[Rows from a dataset]
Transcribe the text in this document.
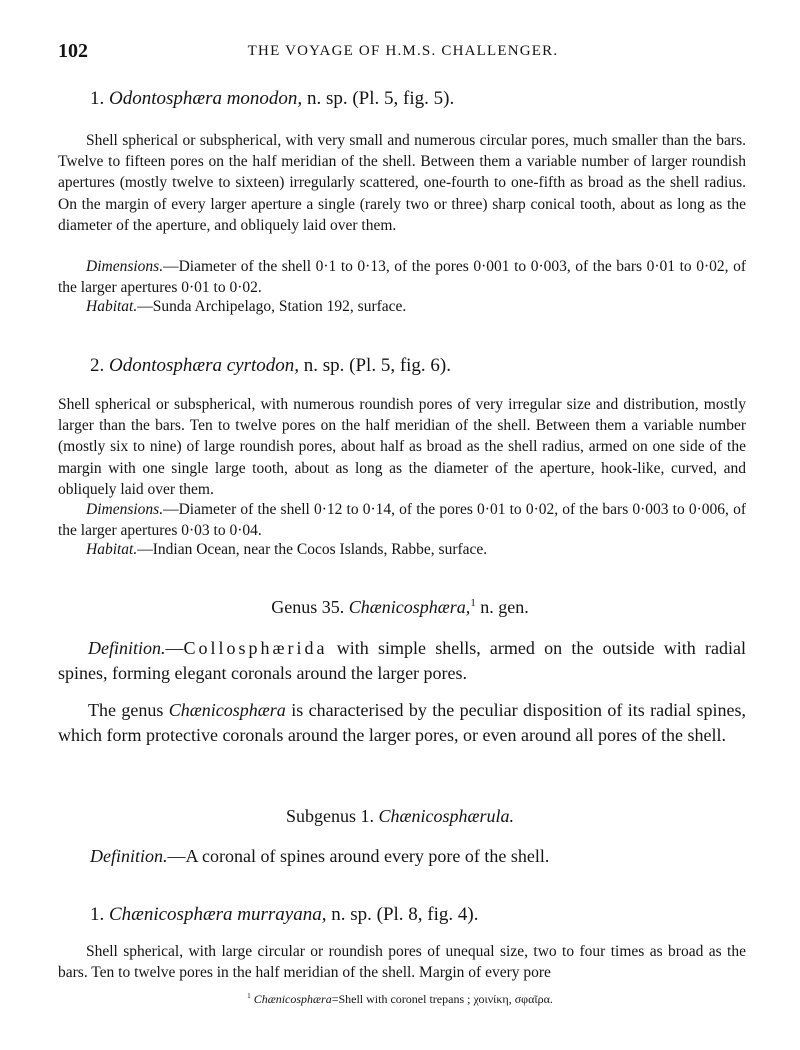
102	THE VOYAGE OF H.M.S. CHALLENGER.
1. Odontosphæra monodon, n. sp. (Pl. 5, fig. 5).

Shell spherical or subspherical, with very small and numerous circular pores, much smaller than the bars. Twelve to fifteen pores on the half meridian of the shell. Between them a variable number of larger roundish apertures (mostly twelve to sixteen) irregularly scattered, one-fourth to one-fifth as broad as the shell radius. On the margin of every larger aperture a single (rarely two or three) sharp conical tooth, about as long as the diameter of the aperture, and obliquely laid over them.

Dimensions.—Diameter of the shell 0·1 to 0·13, of the pores 0·001 to 0·003, of the bars 0·01 to 0·02, of the larger apertures 0·01 to 0·02.

Habitat.—Sunda Archipelago, Station 192, surface.
2. Odontosphæra cyrtodon, n. sp. (Pl. 5, fig. 6).

Shell spherical or subspherical, with numerous roundish pores of very irregular size and distribution, mostly larger than the bars. Ten to twelve pores on the half meridian of the shell. Between them a variable number (mostly six to nine) of large roundish pores, about half as broad as the shell radius, armed on one side of the margin with one single large tooth, about as long as the diameter of the aperture, hook-like, curved, and obliquely laid over them.

Dimensions.—Diameter of the shell 0·12 to 0·14, of the pores 0·01 to 0·02, of the bars 0·003 to 0·006, of the larger apertures 0·03 to 0·04.

Habitat.—Indian Ocean, near the Cocos Islands, Rabbe, surface.
Genus 35. Chænicosphæra,$^1$ n. gen.

Definition.—Collosphærida with simple shells, armed on the outside with radial spines, forming elegant coronals around the larger pores.

The genus Chænicosphæra is characterised by the peculiar disposition of its radial spines, which form protective coronals around the larger pores, or even around all pores of the shell.

Subgenus 1. Chænicosphærula.
Definition.—A coronal of spines around every pore of the shell.
1. Chænicosphæra murrayana, n. sp. (Pl. 8, fig. 4).

Shell spherical, with large circular or roundish pores of unequal size, two to four times as broad as the bars. Ten to twelve pores in the half meridian of the shell. Margin of every pore

$^1$ Chænicosphæra=Shell with coronel trepans ; χοινίκη, σφαῖρα.
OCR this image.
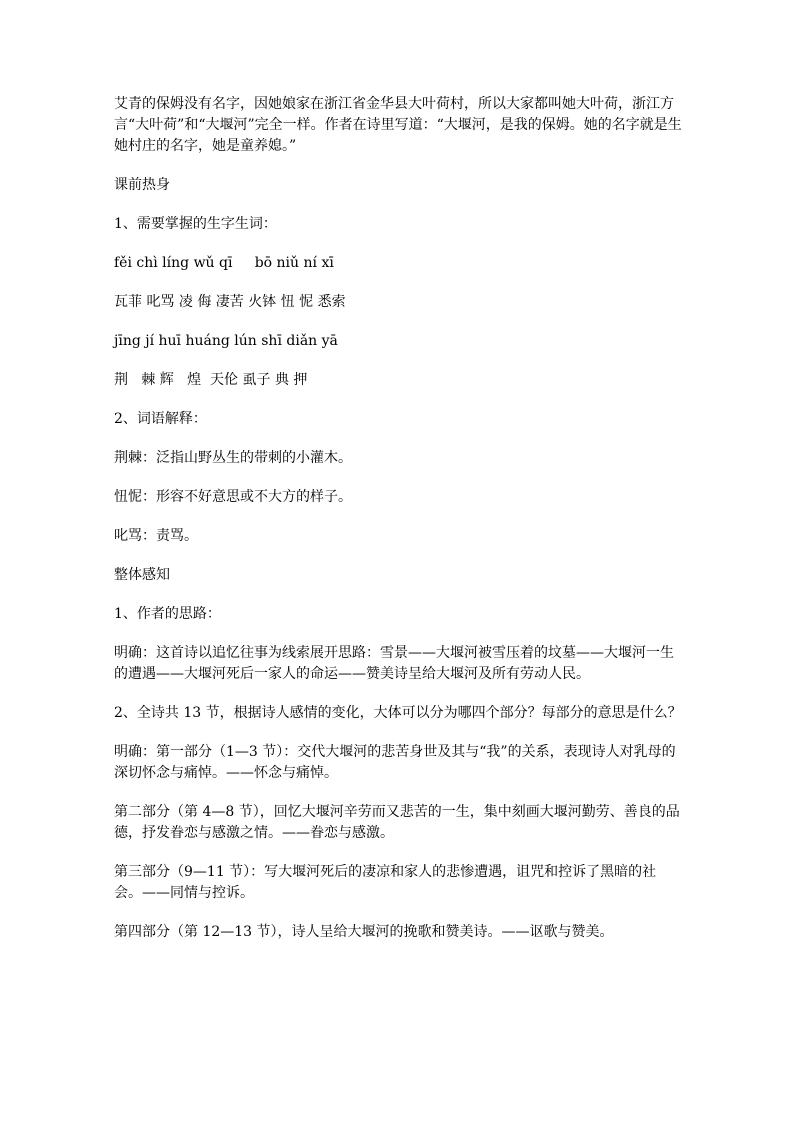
艾青的保姆没有名字，因她娘家在浙江省金华县大叶荷村，所以大家都叫她大叶荷，浙江方言“大叶荷”和“大堰河”完全一样。作者在诗里写道：“大堰河，是我的保姆。她的名字就是生她村庄的名字，她是童养媳。”

课前热身

1、需要掌握的生字生词：

fěi chì líng wǔ qī     bō niǔ ní xī

瓦菲 叱骂 凌 侮 凄苦 火钵 忸 怩 悉索

jīng jí huī huáng lún shī diǎn yā

荆   棘 辉   煌  天伦 虱子 典 押

2、词语解释：

荆棘：泛指山野丛生的带刺的小灌木。

忸怩：形容不好意思或不大方的样子。

叱骂：责骂。

整体感知

1、作者的思路：

明确：这首诗以追忆往事为线索展开思路：雪景——大堰河被雪压着的坟墓——大堰河一生的遭遇——大堰河死后一家人的命运——赞美诗呈给大堰河及所有劳动人民。

2、全诗共 13 节，根据诗人感情的变化，大体可以分为哪四个部分？每部分的意思是什么？

明确：第一部分（1—3 节）：交代大堰河的悲苦身世及其与“我”的关系，表现诗人对乳母的深切怀念与痛悼。——怀念与痛悼。

第二部分（第 4—8 节），回忆大堰河辛劳而又悲苦的一生，集中刻画大堰河勤劳、善良的品德，抒发眷恋与感激之情。——眷恋与感激。

第三部分（9—11 节）：写大堰河死后的凄凉和家人的悲惨遭遇，诅咒和控诉了黑暗的社会。——同情与控诉。

第四部分（第 12—13 节），诗人呈给大堰河的挽歌和赞美诗。——讴歌与赞美。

**Instructions to follow**
Pick every line with "around" in it and copy it.

**Correct output**
Definition.—Collosphærida with simple shells, armed on the outside with radial spines, forming elegant coronals around the larger pores.
The genus Chænicosphæra is characterised by the peculiar disposition of its radial spines, which form protective coronals around the larger pores, or even around all pores of the shell.
Definition.—A coronal of spines around every pore of the shell.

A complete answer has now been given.